ENTRIES SHOWN Start Marker
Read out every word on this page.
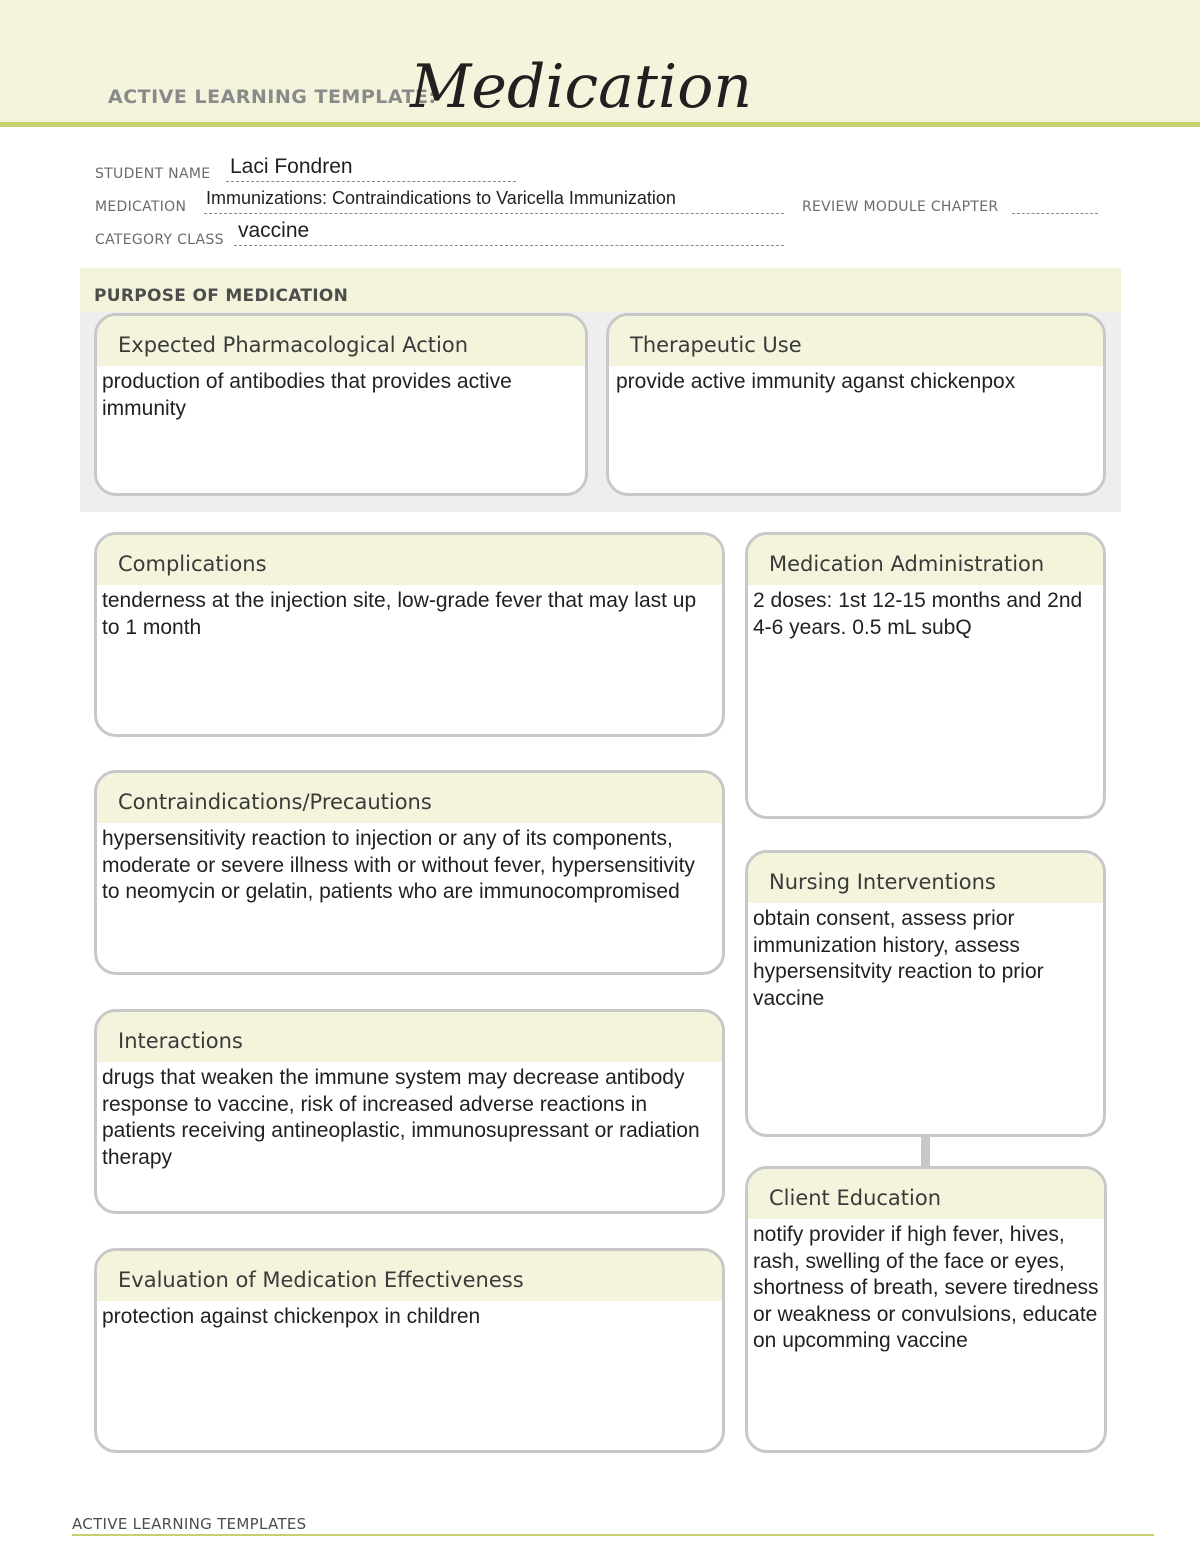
ACTIVE LEARNING TEMPLATE:
Medication
STUDENT NAME Laci Fondren
MEDICATION Immunizations: Contraindications to Varicella Immunization	REVIEW MODULE CHAPTER
CATEGORY CLASS vaccine
PURPOSE OF MEDICATION
Expected Pharmacological Action
production of antibodies that provides active immunity
Therapeutic Use
provide active immunity aganst chickenpox
Complications
tenderness at the injection site, low-grade fever that may last up to 1 month
Contraindications/Precautions
hypersensitivity reaction to injection or any of its components, moderate or severe illness with or without fever, hypersensitivity to neomycin or gelatin, patients who are immunocompromised
Interactions
drugs that weaken the immune system may decrease antibody response to vaccine, risk of increased adverse reactions in patients receiving antineoplastic, immunosupressant or radiation therapy
Evaluation of Medication Effectiveness
protection against chickenpox in children
Medication Administration
2 doses: 1st 12-15 months and 2nd 4-6 years. 0.5 mL subQ
Nursing Interventions
obtain consent, assess prior immunization history, assess hypersensitvity reaction to prior vaccine
Client Education
notify provider if high fever, hives, rash, swelling of the face or eyes, shortness of breath, severe tiredness or weakness or convulsions, educate on upcomming vaccine
ACTIVE LEARNING TEMPLATES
ENTRIES SHOWN End Marker
Where an entry contains an image, drop the image and copy everything else word for word.

## TASK SOLUTION
Read out every word on this page.
ACTIVE LEARNING TEMPLATE:
Medication
STUDENT NAME Laci Fondren
MEDICATION Immunizations: Contraindications to Varicella Immunization	REVIEW MODULE CHAPTER
CATEGORY CLASS vaccine
PURPOSE OF MEDICATION
Expected Pharmacological Action
production of antibodies that provides active immunity
Therapeutic Use
provide active immunity aganst chickenpox
Complications
tenderness at the injection site, low-grade fever that may last up to 1 month
Contraindications/Precautions
hypersensitivity reaction to injection or any of its components, moderate or severe illness with or without fever, hypersensitivity to neomycin or gelatin, patients who are immunocompromised
Interactions
drugs that weaken the immune system may decrease antibody response to vaccine, risk of increased adverse reactions in patients receiving antineoplastic, immunosupressant or radiation therapy
Evaluation of Medication Effectiveness
protection against chickenpox in children
Medication Administration
2 doses: 1st 12-15 months and 2nd 4-6 years. 0.5 mL subQ
Nursing Interventions
obtain consent, assess prior immunization history, assess hypersensitvity reaction to prior vaccine
Client Education
notify provider if high fever, hives, rash, swelling of the face or eyes, shortness of breath, severe tiredness or weakness or convulsions, educate on upcomming vaccine
ACTIVE LEARNING TEMPLATES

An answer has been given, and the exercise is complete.